Problem to work on ▸ State how many lines hold the word "this", with no other words.
◆ ◆ ◆
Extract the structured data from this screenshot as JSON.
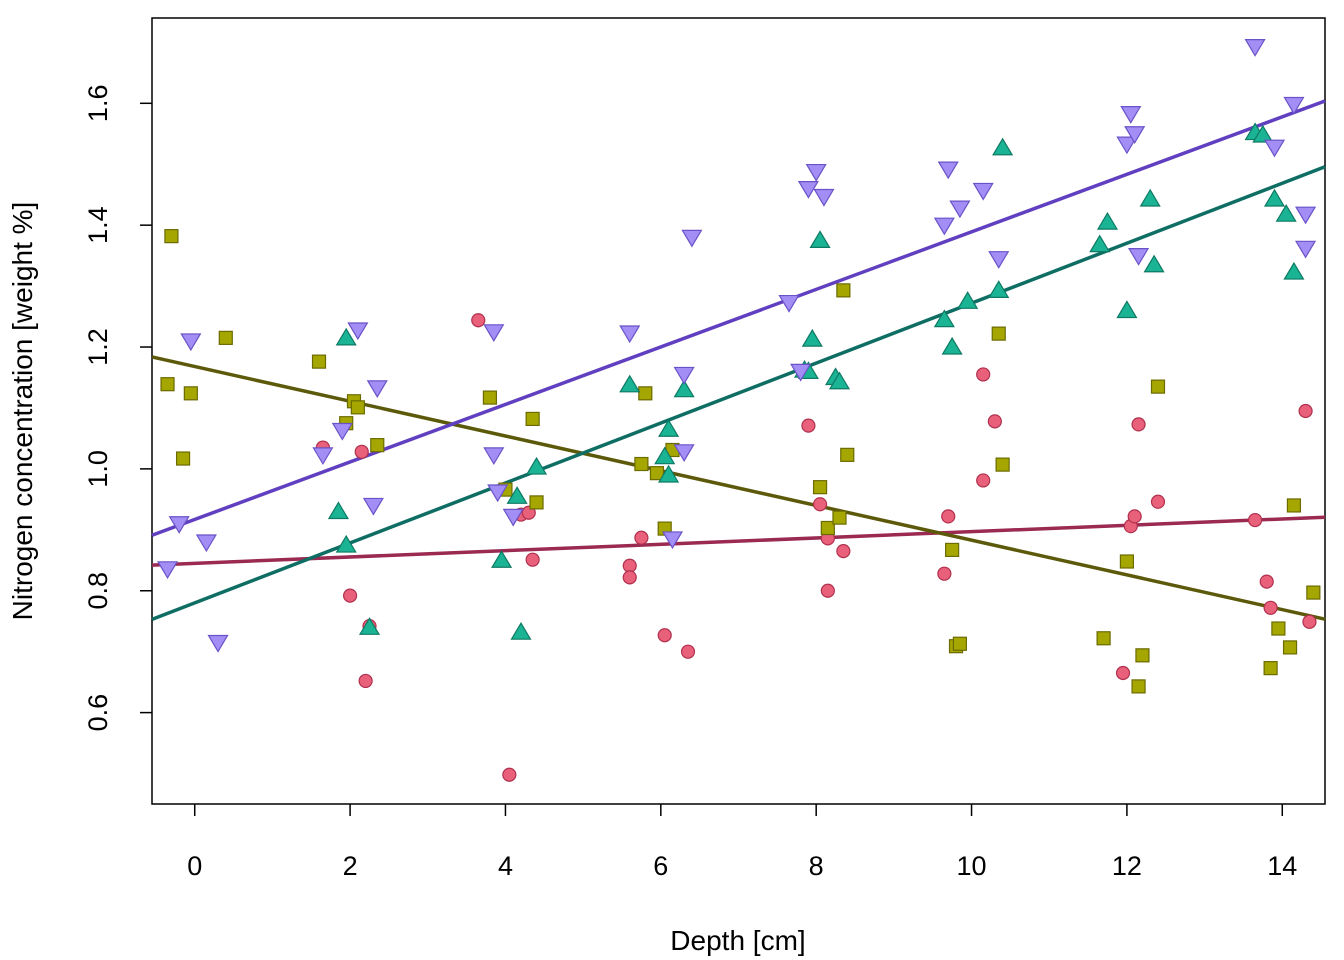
{
  "chart_data": {
    "type": "scatter",
    "title": "",
    "xlabel": "Depth [cm]",
    "ylabel": "Nitrogen concentration [weight %]",
    "xlim": [
      -0.55,
      14.55
    ],
    "ylim": [
      0.45,
      1.74
    ],
    "xticks": [
      "0",
      "2",
      "4",
      "6",
      "8",
      "10",
      "12",
      "14"
    ],
    "yticks": [
      "0.6",
      "0.8",
      "1.0",
      "1.2",
      "1.4",
      "1.6"
    ],
    "grid": false,
    "legend": "none",
    "series": [
      {
        "marker": "circle",
        "color": "#e8607a",
        "stroke": "#b0304e",
        "line": {
          "color": "#9b2a52",
          "intercept": 0.845,
          "slope": 0.0052
        },
        "points": [
          [
            1.65,
            1.035
          ],
          [
            2.0,
            0.792
          ],
          [
            2.15,
            1.028
          ],
          [
            2.2,
            0.652
          ],
          [
            2.25,
            0.742
          ],
          [
            3.65,
            1.244
          ],
          [
            4.05,
            0.498
          ],
          [
            4.2,
            0.925
          ],
          [
            4.3,
            0.928
          ],
          [
            4.35,
            0.851
          ],
          [
            5.6,
            0.841
          ],
          [
            5.6,
            0.822
          ],
          [
            5.75,
            0.887
          ],
          [
            6.05,
            0.727
          ],
          [
            6.35,
            0.7
          ],
          [
            7.9,
            1.071
          ],
          [
            8.05,
            0.942
          ],
          [
            8.15,
            0.8
          ],
          [
            8.15,
            0.886
          ],
          [
            8.35,
            0.865
          ],
          [
            9.65,
            0.828
          ],
          [
            9.7,
            0.922
          ],
          [
            10.15,
            1.155
          ],
          [
            10.15,
            0.981
          ],
          [
            10.3,
            1.078
          ],
          [
            11.95,
            0.665
          ],
          [
            12.05,
            0.906
          ],
          [
            12.1,
            0.922
          ],
          [
            12.15,
            1.073
          ],
          [
            12.4,
            0.946
          ],
          [
            13.65,
            0.916
          ],
          [
            13.8,
            0.815
          ],
          [
            13.85,
            0.772
          ],
          [
            14.3,
            1.095
          ],
          [
            14.35,
            0.749
          ]
        ]
      },
      {
        "marker": "square",
        "color": "#a6a600",
        "stroke": "#6b6b00",
        "line": {
          "color": "#5c5a0a",
          "intercept": 1.168,
          "slope": -0.0285
        },
        "points": [
          [
            -0.3,
            1.382
          ],
          [
            -0.35,
            1.139
          ],
          [
            -0.15,
            1.017
          ],
          [
            -0.05,
            1.124
          ],
          [
            0.4,
            1.215
          ],
          [
            1.6,
            1.176
          ],
          [
            1.95,
            1.075
          ],
          [
            2.05,
            1.111
          ],
          [
            2.1,
            1.101
          ],
          [
            2.35,
            1.039
          ],
          [
            3.8,
            1.117
          ],
          [
            4.0,
            0.966
          ],
          [
            4.35,
            1.082
          ],
          [
            4.4,
            0.945
          ],
          [
            5.75,
            1.008
          ],
          [
            5.8,
            1.124
          ],
          [
            5.95,
            0.993
          ],
          [
            6.05,
            0.902
          ],
          [
            6.15,
            1.031
          ],
          [
            8.05,
            0.97
          ],
          [
            8.15,
            0.903
          ],
          [
            8.3,
            0.92
          ],
          [
            8.35,
            1.293
          ],
          [
            8.4,
            1.023
          ],
          [
            9.75,
            0.867
          ],
          [
            9.8,
            0.709
          ],
          [
            9.85,
            0.713
          ],
          [
            10.35,
            1.222
          ],
          [
            10.4,
            1.007
          ],
          [
            11.7,
            0.722
          ],
          [
            12.0,
            0.848
          ],
          [
            12.15,
            0.643
          ],
          [
            12.2,
            0.694
          ],
          [
            12.4,
            1.135
          ],
          [
            13.85,
            0.673
          ],
          [
            13.95,
            0.738
          ],
          [
            14.1,
            0.707
          ],
          [
            14.15,
            0.94
          ],
          [
            14.4,
            0.797
          ]
        ]
      },
      {
        "marker": "triangle-up",
        "color": "#1ab394",
        "stroke": "#0e7a64",
        "line": {
          "color": "#0f6e64",
          "intercept": 0.78,
          "slope": 0.0492
        },
        "points": [
          [
            1.85,
            0.93
          ],
          [
            1.95,
            1.215
          ],
          [
            1.95,
            0.875
          ],
          [
            2.25,
            0.74
          ],
          [
            3.95,
            0.85
          ],
          [
            4.15,
            0.955
          ],
          [
            4.2,
            0.732
          ],
          [
            4.4,
            1.003
          ],
          [
            5.6,
            1.138
          ],
          [
            6.05,
            1.02
          ],
          [
            6.1,
            0.99
          ],
          [
            6.1,
            1.065
          ],
          [
            6.3,
            1.13
          ],
          [
            7.85,
            1.162
          ],
          [
            7.9,
            1.16
          ],
          [
            7.95,
            1.213
          ],
          [
            8.05,
            1.375
          ],
          [
            8.25,
            1.15
          ],
          [
            8.3,
            1.143
          ],
          [
            9.65,
            1.245
          ],
          [
            9.75,
            1.2
          ],
          [
            9.95,
            1.275
          ],
          [
            10.35,
            1.293
          ],
          [
            10.4,
            1.527
          ],
          [
            11.65,
            1.368
          ],
          [
            11.75,
            1.405
          ],
          [
            12.0,
            1.26
          ],
          [
            12.3,
            1.443
          ],
          [
            12.35,
            1.335
          ],
          [
            13.65,
            1.552
          ],
          [
            13.75,
            1.548
          ],
          [
            13.9,
            1.443
          ],
          [
            14.05,
            1.418
          ],
          [
            14.15,
            1.323
          ]
        ]
      },
      {
        "marker": "triangle-down",
        "color": "#a38ef5",
        "stroke": "#6a52c8",
        "line": {
          "color": "#6040c0",
          "intercept": 0.917,
          "slope": 0.0472
        },
        "points": [
          [
            -0.35,
            0.836
          ],
          [
            -0.2,
            0.91
          ],
          [
            -0.05,
            1.21
          ],
          [
            0.15,
            0.88
          ],
          [
            0.3,
            0.715
          ],
          [
            1.65,
            1.023
          ],
          [
            1.9,
            1.063
          ],
          [
            2.1,
            1.228
          ],
          [
            2.3,
            0.94
          ],
          [
            2.35,
            1.133
          ],
          [
            3.85,
            1.225
          ],
          [
            3.85,
            1.023
          ],
          [
            3.9,
            0.962
          ],
          [
            4.1,
            0.922
          ],
          [
            5.6,
            1.223
          ],
          [
            6.15,
            0.885
          ],
          [
            6.3,
            1.155
          ],
          [
            6.3,
            1.028
          ],
          [
            6.4,
            1.38
          ],
          [
            7.65,
            1.273
          ],
          [
            7.8,
            1.16
          ],
          [
            7.9,
            1.46
          ],
          [
            8.0,
            1.488
          ],
          [
            8.1,
            1.447
          ],
          [
            9.65,
            1.4
          ],
          [
            9.7,
            1.492
          ],
          [
            9.85,
            1.428
          ],
          [
            10.15,
            1.457
          ],
          [
            10.35,
            1.345
          ],
          [
            12.0,
            1.533
          ],
          [
            12.05,
            1.583
          ],
          [
            12.1,
            1.55
          ],
          [
            12.15,
            1.35
          ],
          [
            13.65,
            1.693
          ],
          [
            13.9,
            1.528
          ],
          [
            14.15,
            1.598
          ],
          [
            14.3,
            1.362
          ],
          [
            14.3,
            1.418
          ]
        ]
      }
    ]
  }
}
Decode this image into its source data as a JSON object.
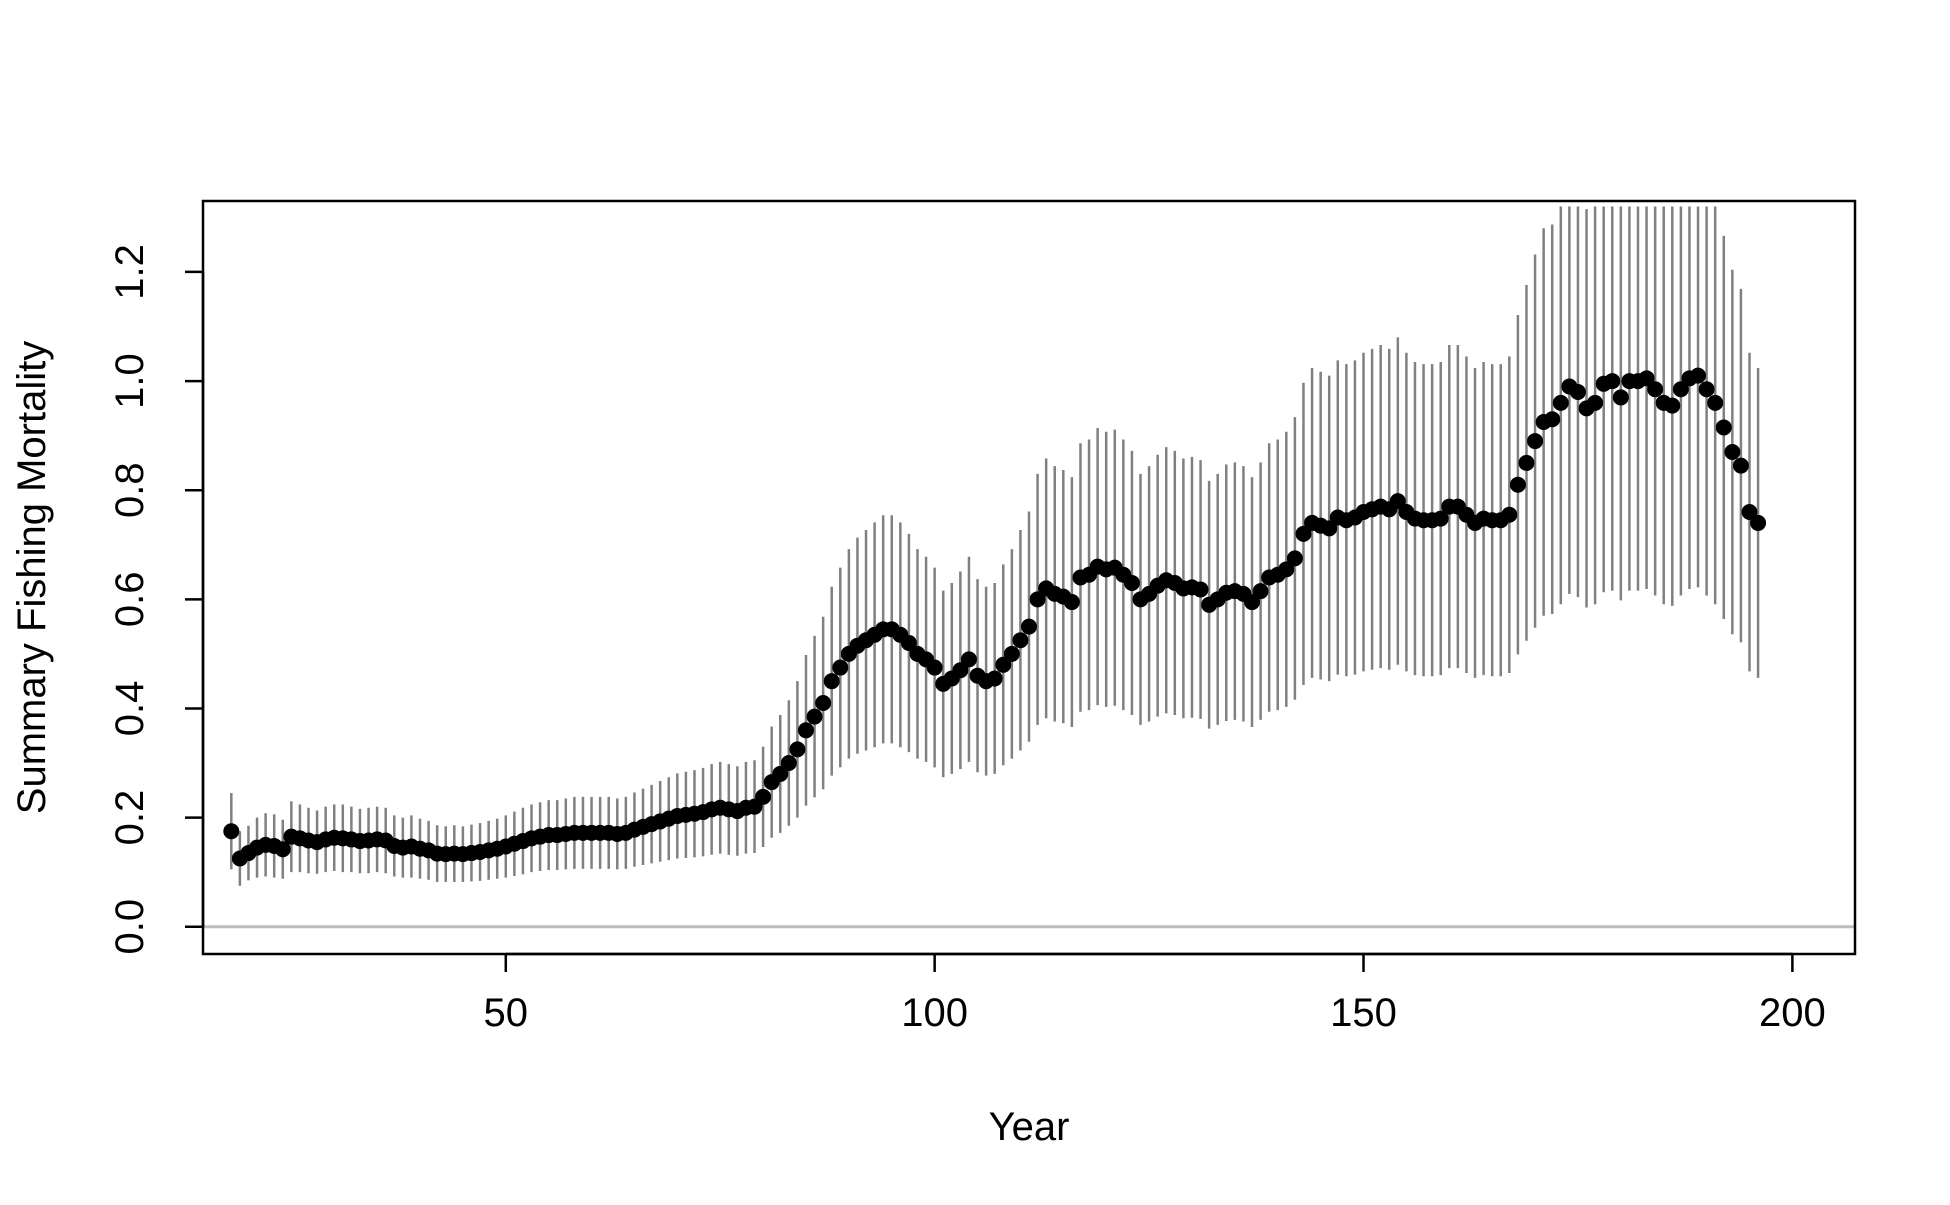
◆ ◆ ◆
Task solution ▸ 2